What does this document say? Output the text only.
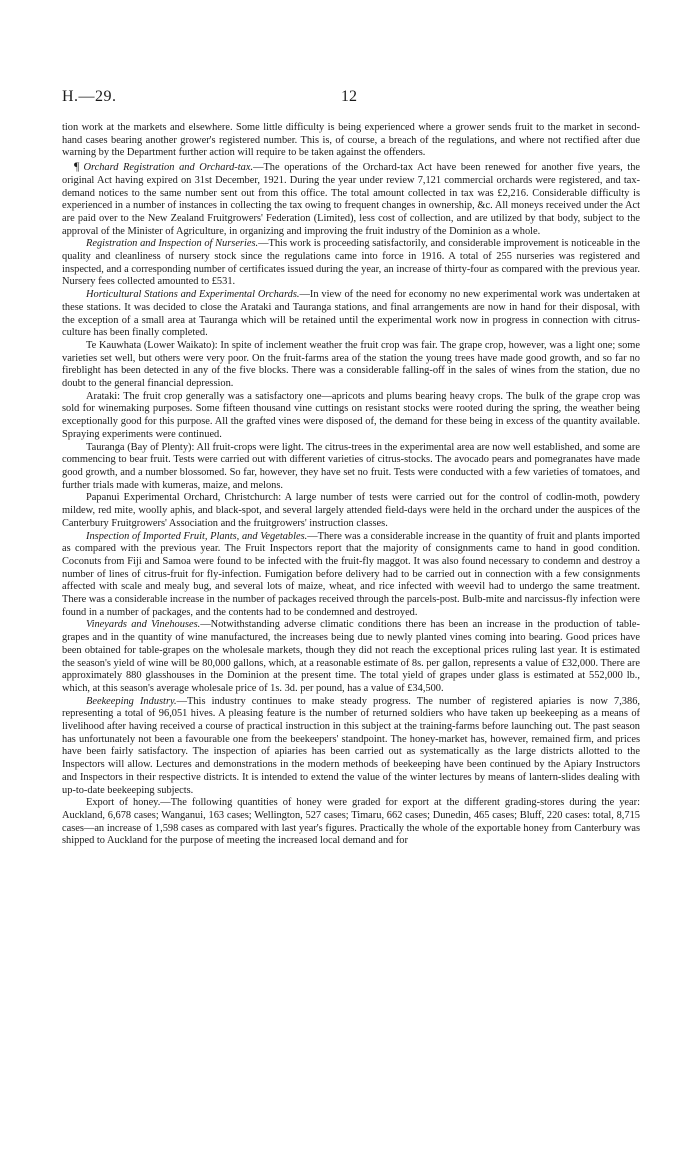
H.—29.	12

tion work at the markets and elsewhere. Some little difficulty is being experienced where a grower sends fruit to the market in second-hand cases bearing another grower's registered number. This is, of course, a breach of the regulations, and where not rectified after due warning by the Department further action will require to be taken against the offenders.

¶ Orchard Registration and Orchard-tax.—The operations of the Orchard-tax Act have been renewed for another five years, the original Act having expired on 31st December, 1921. During the year under review 7,121 commercial orchards were registered, and tax-demand notices to the same number sent out from this office. The total amount collected in tax was £2,216. Considerable difficulty is experienced in a number of instances in collecting the tax owing to frequent changes in ownership, &c. All moneys received under the Act are paid over to the New Zealand Fruitgrowers' Federation (Limited), less cost of collection, and are utilized by that body, subject to the approval of the Minister of Agriculture, in organizing and improving the fruit industry of the Dominion as a whole.

Registration and Inspection of Nurseries.—This work is proceeding satisfactorily, and considerable improvement is noticeable in the quality and cleanliness of nursery stock since the regulations came into force in 1916. A total of 255 nurseries was registered and inspected, and a corresponding number of certificates issued during the year, an increase of thirty-four as compared with the previous year. Nursery fees collected amounted to £531.

Horticultural Stations and Experimental Orchards.—In view of the need for economy no new experimental work was undertaken at these stations. It was decided to close the Arataki and Tauranga stations, and final arrangements are now in hand for their disposal, with the exception of a small area at Tauranga which will be retained until the experimental work now in progress in connection with citrus-culture has been finally completed.

Te Kauwhata (Lower Waikato): In spite of inclement weather the fruit crop was fair. The grape crop, however, was a light one; some varieties set well, but others were very poor. On the fruit-farms area of the station the young trees have made good growth, and so far no fireblight has been detected in any of the five blocks. There was a considerable falling-off in the sales of wines from the station, due no doubt to the general financial depression.

Arataki: The fruit crop generally was a satisfactory one—apricots and plums bearing heavy crops. The bulk of the grape crop was sold for winemaking purposes. Some fifteen thousand vine cuttings on resistant stocks were rooted during the spring, the weather being exceptionally good for this purpose. All the grafted vines were disposed of, the demand for these being in excess of the quantity available. Spraying experiments were continued.

Tauranga (Bay of Plenty): All fruit-crops were light. The citrus-trees in the experimental area are now well established, and some are commencing to bear fruit. Tests were carried out with different varieties of citrus-stocks. The avocado pears and pomegranates have made good growth, and a number blossomed. So far, however, they have set no fruit. Tests were conducted with a few varieties of tomatoes, and further trials made with kumeras, maize, and melons.

Papanui Experimental Orchard, Christchurch: A large number of tests were carried out for the control of codlin-moth, powdery mildew, red mite, woolly aphis, and black-spot, and several largely attended field-days were held in the orchard under the auspices of the Canterbury Fruitgrowers' Association and the fruitgrowers' instruction classes.

Inspection of Imported Fruit, Plants, and Vegetables.—There was a considerable increase in the quantity of fruit and plants imported as compared with the previous year. The Fruit Inspectors report that the majority of consignments came to hand in good condition. Coconuts from Fiji and Samoa were found to be infected with the fruit-fly maggot. It was also found necessary to condemn and destroy a number of lines of citrus-fruit for fly-infection. Fumigation before delivery had to be carried out in connection with a few consignments affected with scale and mealy bug, and several lots of maize, wheat, and rice infected with weevil had to undergo the same treatment. There was a considerable increase in the number of packages received through the parcels-post. Bulb-mite and narcissus-fly infection were found in a number of packages, and the contents had to be condemned and destroyed.

Vineyards and Vinehouses.—Notwithstanding adverse climatic conditions there has been an increase in the production of table-grapes and in the quantity of wine manufactured, the increases being due to newly planted vines coming into bearing. Good prices have been obtained for table-grapes on the wholesale markets, though they did not reach the exceptional prices ruling last year. It is estimated the season's yield of wine will be 80,000 gallons, which, at a reasonable estimate of 8s. per gallon, represents a value of £32,000. There are approximately 880 glasshouses in the Dominion at the present time. The total yield of grapes under glass is estimated at 552,000 lb., which, at this season's average wholesale price of 1s. 3d. per pound, has a value of £34,500.

Beekeeping Industry.—This industry continues to make steady progress. The number of registered apiaries is now 7,386, representing a total of 96,051 hives. A pleasing feature is the number of returned soldiers who have taken up beekeeping as a means of livelihood after having received a course of practical instruction in this subject at the training-farms before launching out. The past season has unfortunately not been a favourable one from the beekeepers' standpoint. The honey-market has, however, remained firm, and prices have been fairly satisfactory. The inspection of apiaries has been carried out as systematically as the large districts allotted to the Inspectors will allow. Lectures and demonstrations in the modern methods of beekeeping have been continued by the Apiary Instructors and Inspectors in their respective districts. It is intended to extend the value of the winter lectures by means of lantern-slides dealing with up-to-date beekeeping subjects.

Export of honey.—The following quantities of honey were graded for export at the different grading-stores during the year: Auckland, 6,678 cases; Wanganui, 163 cases; Wellington, 527 cases; Timaru, 662 cases; Dunedin, 465 cases; Bluff, 220 cases: total, 8,715 cases—an increase of 1,598 cases as compared with last year's figures. Practically the whole of the exportable honey from Canterbury was shipped to Auckland for the purpose of meeting the increased local demand and for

-------------------------

Task directions -
Keep the pictures out of the copy and write out the data exactly as it stands.

Output for this task -
What does this document say? Output the text only.
H.—29.	12

tion work at the markets and elsewhere. Some little difficulty is being experienced where a grower sends fruit to the market in second-hand cases bearing another grower's registered number. This is, of course, a breach of the regulations, and where not rectified after due warning by the Department further action will require to be taken against the offenders.

¶ Orchard Registration and Orchard-tax.—The operations of the Orchard-tax Act have been renewed for another five years, the original Act having expired on 31st December, 1921. During the year under review 7,121 commercial orchards were registered, and tax-demand notices to the same number sent out from this office. The total amount collected in tax was £2,216. Considerable difficulty is experienced in a number of instances in collecting the tax owing to frequent changes in ownership, &c. All moneys received under the Act are paid over to the New Zealand Fruitgrowers' Federation (Limited), less cost of collection, and are utilized by that body, subject to the approval of the Minister of Agriculture, in organizing and improving the fruit industry of the Dominion as a whole.

Registration and Inspection of Nurseries.—This work is proceeding satisfactorily, and considerable improvement is noticeable in the quality and cleanliness of nursery stock since the regulations came into force in 1916. A total of 255 nurseries was registered and inspected, and a corresponding number of certificates issued during the year, an increase of thirty-four as compared with the previous year. Nursery fees collected amounted to £531.

Horticultural Stations and Experimental Orchards.—In view of the need for economy no new experimental work was undertaken at these stations. It was decided to close the Arataki and Tauranga stations, and final arrangements are now in hand for their disposal, with the exception of a small area at Tauranga which will be retained until the experimental work now in progress in connection with citrus-culture has been finally completed.

Te Kauwhata (Lower Waikato): In spite of inclement weather the fruit crop was fair. The grape crop, however, was a light one; some varieties set well, but others were very poor. On the fruit-farms area of the station the young trees have made good growth, and so far no fireblight has been detected in any of the five blocks. There was a considerable falling-off in the sales of wines from the station, due no doubt to the general financial depression.

Arataki: The fruit crop generally was a satisfactory one—apricots and plums bearing heavy crops. The bulk of the grape crop was sold for winemaking purposes. Some fifteen thousand vine cuttings on resistant stocks were rooted during the spring, the weather being exceptionally good for this purpose. All the grafted vines were disposed of, the demand for these being in excess of the quantity available. Spraying experiments were continued.

Tauranga (Bay of Plenty): All fruit-crops were light. The citrus-trees in the experimental area are now well established, and some are commencing to bear fruit. Tests were carried out with different varieties of citrus-stocks. The avocado pears and pomegranates have made good growth, and a number blossomed. So far, however, they have set no fruit. Tests were conducted with a few varieties of tomatoes, and further trials made with kumeras, maize, and melons.

Papanui Experimental Orchard, Christchurch: A large number of tests were carried out for the control of codlin-moth, powdery mildew, red mite, woolly aphis, and black-spot, and several largely attended field-days were held in the orchard under the auspices of the Canterbury Fruitgrowers' Association and the fruitgrowers' instruction classes.

Inspection of Imported Fruit, Plants, and Vegetables.—There was a considerable increase in the quantity of fruit and plants imported as compared with the previous year. The Fruit Inspectors report that the majority of consignments came to hand in good condition. Coconuts from Fiji and Samoa were found to be infected with the fruit-fly maggot. It was also found necessary to condemn and destroy a number of lines of citrus-fruit for fly-infection. Fumigation before delivery had to be carried out in connection with a few consignments affected with scale and mealy bug, and several lots of maize, wheat, and rice infected with weevil had to undergo the same treatment. There was a considerable increase in the number of packages received through the parcels-post. Bulb-mite and narcissus-fly infection were found in a number of packages, and the contents had to be condemned and destroyed.

Vineyards and Vinehouses.—Notwithstanding adverse climatic conditions there has been an increase in the production of table-grapes and in the quantity of wine manufactured, the increases being due to newly planted vines coming into bearing. Good prices have been obtained for table-grapes on the wholesale markets, though they did not reach the exceptional prices ruling last year. It is estimated the season's yield of wine will be 80,000 gallons, which, at a reasonable estimate of 8s. per gallon, represents a value of £32,000. There are approximately 880 glasshouses in the Dominion at the present time. The total yield of grapes under glass is estimated at 552,000 lb., which, at this season's average wholesale price of 1s. 3d. per pound, has a value of £34,500.

Beekeeping Industry.—This industry continues to make steady progress. The number of registered apiaries is now 7,386, representing a total of 96,051 hives. A pleasing feature is the number of returned soldiers who have taken up beekeeping as a means of livelihood after having received a course of practical instruction in this subject at the training-farms before launching out. The past season has unfortunately not been a favourable one from the beekeepers' standpoint. The honey-market has, however, remained firm, and prices have been fairly satisfactory. The inspection of apiaries has been carried out as systematically as the large districts allotted to the Inspectors will allow. Lectures and demonstrations in the modern methods of beekeeping have been continued by the Apiary Instructors and Inspectors in their respective districts. It is intended to extend the value of the winter lectures by means of lantern-slides dealing with up-to-date beekeeping subjects.

Export of honey.—The following quantities of honey were graded for export at the different grading-stores during the year: Auckland, 6,678 cases; Wanganui, 163 cases; Wellington, 527 cases; Timaru, 662 cases; Dunedin, 465 cases; Bluff, 220 cases: total, 8,715 cases—an increase of 1,598 cases as compared with last year's figures. Practically the whole of the exportable honey from Canterbury was shipped to Auckland for the purpose of meeting the increased local demand and for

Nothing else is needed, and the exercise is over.